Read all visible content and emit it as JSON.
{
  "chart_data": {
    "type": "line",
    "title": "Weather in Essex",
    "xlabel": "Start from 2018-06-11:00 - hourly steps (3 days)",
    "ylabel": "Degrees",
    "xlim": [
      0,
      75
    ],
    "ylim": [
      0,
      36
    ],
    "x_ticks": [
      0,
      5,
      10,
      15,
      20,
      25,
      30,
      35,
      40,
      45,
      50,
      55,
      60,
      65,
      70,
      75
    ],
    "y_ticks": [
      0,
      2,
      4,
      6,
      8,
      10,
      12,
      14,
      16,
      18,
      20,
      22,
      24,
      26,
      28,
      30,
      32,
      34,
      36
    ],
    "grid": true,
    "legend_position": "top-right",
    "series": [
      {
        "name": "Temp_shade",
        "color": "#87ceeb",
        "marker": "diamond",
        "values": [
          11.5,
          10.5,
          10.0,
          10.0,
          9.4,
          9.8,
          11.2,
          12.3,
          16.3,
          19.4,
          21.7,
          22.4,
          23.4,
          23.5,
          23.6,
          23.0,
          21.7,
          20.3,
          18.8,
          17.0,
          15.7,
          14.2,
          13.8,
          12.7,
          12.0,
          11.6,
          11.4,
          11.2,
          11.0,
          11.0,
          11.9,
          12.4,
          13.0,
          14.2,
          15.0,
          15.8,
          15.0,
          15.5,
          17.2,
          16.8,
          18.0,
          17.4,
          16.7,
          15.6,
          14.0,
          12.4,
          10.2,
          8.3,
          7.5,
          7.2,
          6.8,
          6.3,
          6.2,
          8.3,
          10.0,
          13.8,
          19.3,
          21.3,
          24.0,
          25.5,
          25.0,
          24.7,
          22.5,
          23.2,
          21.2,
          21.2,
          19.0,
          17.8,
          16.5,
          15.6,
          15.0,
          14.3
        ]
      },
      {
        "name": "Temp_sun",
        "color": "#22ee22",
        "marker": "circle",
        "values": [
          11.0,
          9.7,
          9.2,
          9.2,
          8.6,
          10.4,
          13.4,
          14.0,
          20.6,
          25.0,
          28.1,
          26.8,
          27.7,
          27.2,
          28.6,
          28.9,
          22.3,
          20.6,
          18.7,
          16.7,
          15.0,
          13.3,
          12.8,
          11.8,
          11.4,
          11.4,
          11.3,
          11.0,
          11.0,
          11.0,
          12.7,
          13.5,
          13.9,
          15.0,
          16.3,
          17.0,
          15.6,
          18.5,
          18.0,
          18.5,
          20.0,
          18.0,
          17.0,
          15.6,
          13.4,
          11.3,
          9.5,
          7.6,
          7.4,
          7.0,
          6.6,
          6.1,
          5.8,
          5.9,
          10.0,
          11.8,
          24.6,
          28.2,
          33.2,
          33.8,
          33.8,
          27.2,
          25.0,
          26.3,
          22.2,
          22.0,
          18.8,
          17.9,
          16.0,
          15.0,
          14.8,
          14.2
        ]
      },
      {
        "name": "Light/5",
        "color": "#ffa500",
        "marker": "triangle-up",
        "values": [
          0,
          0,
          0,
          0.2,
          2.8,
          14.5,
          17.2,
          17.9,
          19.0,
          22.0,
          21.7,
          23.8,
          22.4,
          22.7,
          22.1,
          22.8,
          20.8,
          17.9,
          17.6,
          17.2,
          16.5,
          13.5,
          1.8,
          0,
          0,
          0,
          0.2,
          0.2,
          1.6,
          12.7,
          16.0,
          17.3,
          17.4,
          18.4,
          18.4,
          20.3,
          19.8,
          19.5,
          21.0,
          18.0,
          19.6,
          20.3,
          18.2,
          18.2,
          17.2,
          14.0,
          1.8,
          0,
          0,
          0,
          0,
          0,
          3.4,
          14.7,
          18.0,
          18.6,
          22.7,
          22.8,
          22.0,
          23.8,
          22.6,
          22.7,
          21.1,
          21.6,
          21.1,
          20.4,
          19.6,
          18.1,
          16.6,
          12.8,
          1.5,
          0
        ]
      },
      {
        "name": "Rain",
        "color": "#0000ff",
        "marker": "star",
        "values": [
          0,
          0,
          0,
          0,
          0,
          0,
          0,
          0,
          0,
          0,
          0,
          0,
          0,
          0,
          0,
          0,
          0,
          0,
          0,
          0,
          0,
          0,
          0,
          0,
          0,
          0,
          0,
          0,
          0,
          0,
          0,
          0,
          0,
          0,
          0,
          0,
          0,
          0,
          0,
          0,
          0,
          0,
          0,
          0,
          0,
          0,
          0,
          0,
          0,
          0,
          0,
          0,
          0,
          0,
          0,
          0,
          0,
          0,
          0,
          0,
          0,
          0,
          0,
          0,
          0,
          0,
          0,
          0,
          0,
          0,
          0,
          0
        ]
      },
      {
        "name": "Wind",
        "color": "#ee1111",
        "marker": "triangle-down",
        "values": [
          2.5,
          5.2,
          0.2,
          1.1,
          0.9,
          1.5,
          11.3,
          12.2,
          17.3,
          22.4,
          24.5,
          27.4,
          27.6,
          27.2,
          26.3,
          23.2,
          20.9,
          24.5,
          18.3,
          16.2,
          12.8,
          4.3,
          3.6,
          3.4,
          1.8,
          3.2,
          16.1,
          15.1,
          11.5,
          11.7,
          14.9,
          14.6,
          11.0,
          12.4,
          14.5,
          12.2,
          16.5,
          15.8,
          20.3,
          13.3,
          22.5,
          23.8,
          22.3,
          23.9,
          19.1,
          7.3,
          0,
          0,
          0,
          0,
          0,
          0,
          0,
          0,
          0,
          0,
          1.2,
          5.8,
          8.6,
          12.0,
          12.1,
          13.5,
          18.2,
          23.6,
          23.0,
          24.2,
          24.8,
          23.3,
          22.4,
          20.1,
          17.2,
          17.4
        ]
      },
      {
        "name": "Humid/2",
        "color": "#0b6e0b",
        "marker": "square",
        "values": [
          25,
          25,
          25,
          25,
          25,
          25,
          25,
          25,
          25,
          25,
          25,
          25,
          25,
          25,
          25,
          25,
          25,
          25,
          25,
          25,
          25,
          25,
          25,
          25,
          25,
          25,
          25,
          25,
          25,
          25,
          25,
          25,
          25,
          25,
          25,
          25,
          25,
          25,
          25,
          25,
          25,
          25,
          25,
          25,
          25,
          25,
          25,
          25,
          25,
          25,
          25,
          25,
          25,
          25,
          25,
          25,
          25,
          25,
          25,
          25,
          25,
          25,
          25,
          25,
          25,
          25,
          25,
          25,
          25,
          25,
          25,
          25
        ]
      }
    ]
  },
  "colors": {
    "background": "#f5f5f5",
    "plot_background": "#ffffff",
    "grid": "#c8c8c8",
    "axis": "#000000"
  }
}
**********
Do this:
Extract the entries above verbatim.

Task answer:
Read all visible content and emit it as JSON.
{
  "chart_data": {
    "type": "line",
    "title": "Weather in Essex",
    "xlabel": "Start from 2018-06-11:00 - hourly steps (3 days)",
    "ylabel": "Degrees",
    "xlim": [
      0,
      75
    ],
    "ylim": [
      0,
      36
    ],
    "x_ticks": [
      0,
      5,
      10,
      15,
      20,
      25,
      30,
      35,
      40,
      45,
      50,
      55,
      60,
      65,
      70,
      75
    ],
    "y_ticks": [
      0,
      2,
      4,
      6,
      8,
      10,
      12,
      14,
      16,
      18,
      20,
      22,
      24,
      26,
      28,
      30,
      32,
      34,
      36
    ],
    "grid": true,
    "legend_position": "top-right",
    "series": [
      {
        "name": "Temp_shade",
        "color": "#87ceeb",
        "marker": "diamond",
        "values": [
          11.5,
          10.5,
          10.0,
          10.0,
          9.4,
          9.8,
          11.2,
          12.3,
          16.3,
          19.4,
          21.7,
          22.4,
          23.4,
          23.5,
          23.6,
          23.0,
          21.7,
          20.3,
          18.8,
          17.0,
          15.7,
          14.2,
          13.8,
          12.7,
          12.0,
          11.6,
          11.4,
          11.2,
          11.0,
          11.0,
          11.9,
          12.4,
          13.0,
          14.2,
          15.0,
          15.8,
          15.0,
          15.5,
          17.2,
          16.8,
          18.0,
          17.4,
          16.7,
          15.6,
          14.0,
          12.4,
          10.2,
          8.3,
          7.5,
          7.2,
          6.8,
          6.3,
          6.2,
          8.3,
          10.0,
          13.8,
          19.3,
          21.3,
          24.0,
          25.5,
          25.0,
          24.7,
          22.5,
          23.2,
          21.2,
          21.2,
          19.0,
          17.8,
          16.5,
          15.6,
          15.0,
          14.3
        ]
      },
      {
        "name": "Temp_sun",
        "color": "#22ee22",
        "marker": "circle",
        "values": [
          11.0,
          9.7,
          9.2,
          9.2,
          8.6,
          10.4,
          13.4,
          14.0,
          20.6,
          25.0,
          28.1,
          26.8,
          27.7,
          27.2,
          28.6,
          28.9,
          22.3,
          20.6,
          18.7,
          16.7,
          15.0,
          13.3,
          12.8,
          11.8,
          11.4,
          11.4,
          11.3,
          11.0,
          11.0,
          11.0,
          12.7,
          13.5,
          13.9,
          15.0,
          16.3,
          17.0,
          15.6,
          18.5,
          18.0,
          18.5,
          20.0,
          18.0,
          17.0,
          15.6,
          13.4,
          11.3,
          9.5,
          7.6,
          7.4,
          7.0,
          6.6,
          6.1,
          5.8,
          5.9,
          10.0,
          11.8,
          24.6,
          28.2,
          33.2,
          33.8,
          33.8,
          27.2,
          25.0,
          26.3,
          22.2,
          22.0,
          18.8,
          17.9,
          16.0,
          15.0,
          14.8,
          14.2
        ]
      },
      {
        "name": "Light/5",
        "color": "#ffa500",
        "marker": "triangle-up",
        "values": [
          0,
          0,
          0,
          0.2,
          2.8,
          14.5,
          17.2,
          17.9,
          19.0,
          22.0,
          21.7,
          23.8,
          22.4,
          22.7,
          22.1,
          22.8,
          20.8,
          17.9,
          17.6,
          17.2,
          16.5,
          13.5,
          1.8,
          0,
          0,
          0,
          0.2,
          0.2,
          1.6,
          12.7,
          16.0,
          17.3,
          17.4,
          18.4,
          18.4,
          20.3,
          19.8,
          19.5,
          21.0,
          18.0,
          19.6,
          20.3,
          18.2,
          18.2,
          17.2,
          14.0,
          1.8,
          0,
          0,
          0,
          0,
          0,
          3.4,
          14.7,
          18.0,
          18.6,
          22.7,
          22.8,
          22.0,
          23.8,
          22.6,
          22.7,
          21.1,
          21.6,
          21.1,
          20.4,
          19.6,
          18.1,
          16.6,
          12.8,
          1.5,
          0
        ]
      },
      {
        "name": "Rain",
        "color": "#0000ff",
        "marker": "star",
        "values": [
          0,
          0,
          0,
          0,
          0,
          0,
          0,
          0,
          0,
          0,
          0,
          0,
          0,
          0,
          0,
          0,
          0,
          0,
          0,
          0,
          0,
          0,
          0,
          0,
          0,
          0,
          0,
          0,
          0,
          0,
          0,
          0,
          0,
          0,
          0,
          0,
          0,
          0,
          0,
          0,
          0,
          0,
          0,
          0,
          0,
          0,
          0,
          0,
          0,
          0,
          0,
          0,
          0,
          0,
          0,
          0,
          0,
          0,
          0,
          0,
          0,
          0,
          0,
          0,
          0,
          0,
          0,
          0,
          0,
          0,
          0,
          0
        ]
      },
      {
        "name": "Wind",
        "color": "#ee1111",
        "marker": "triangle-down",
        "values": [
          2.5,
          5.2,
          0.2,
          1.1,
          0.9,
          1.5,
          11.3,
          12.2,
          17.3,
          22.4,
          24.5,
          27.4,
          27.6,
          27.2,
          26.3,
          23.2,
          20.9,
          24.5,
          18.3,
          16.2,
          12.8,
          4.3,
          3.6,
          3.4,
          1.8,
          3.2,
          16.1,
          15.1,
          11.5,
          11.7,
          14.9,
          14.6,
          11.0,
          12.4,
          14.5,
          12.2,
          16.5,
          15.8,
          20.3,
          13.3,
          22.5,
          23.8,
          22.3,
          23.9,
          19.1,
          7.3,
          0,
          0,
          0,
          0,
          0,
          0,
          0,
          0,
          0,
          0,
          1.2,
          5.8,
          8.6,
          12.0,
          12.1,
          13.5,
          18.2,
          23.6,
          23.0,
          24.2,
          24.8,
          23.3,
          22.4,
          20.1,
          17.2,
          17.4
        ]
      },
      {
        "name": "Humid/2",
        "color": "#0b6e0b",
        "marker": "square",
        "values": [
          25,
          25,
          25,
          25,
          25,
          25,
          25,
          25,
          25,
          25,
          25,
          25,
          25,
          25,
          25,
          25,
          25,
          25,
          25,
          25,
          25,
          25,
          25,
          25,
          25,
          25,
          25,
          25,
          25,
          25,
          25,
          25,
          25,
          25,
          25,
          25,
          25,
          25,
          25,
          25,
          25,
          25,
          25,
          25,
          25,
          25,
          25,
          25,
          25,
          25,
          25,
          25,
          25,
          25,
          25,
          25,
          25,
          25,
          25,
          25,
          25,
          25,
          25,
          25,
          25,
          25,
          25,
          25,
          25,
          25,
          25,
          25
        ]
      }
    ]
  },
  "colors": {
    "background": "#f5f5f5",
    "plot_background": "#ffffff",
    "grid": "#c8c8c8",
    "axis": "#000000"
  }
}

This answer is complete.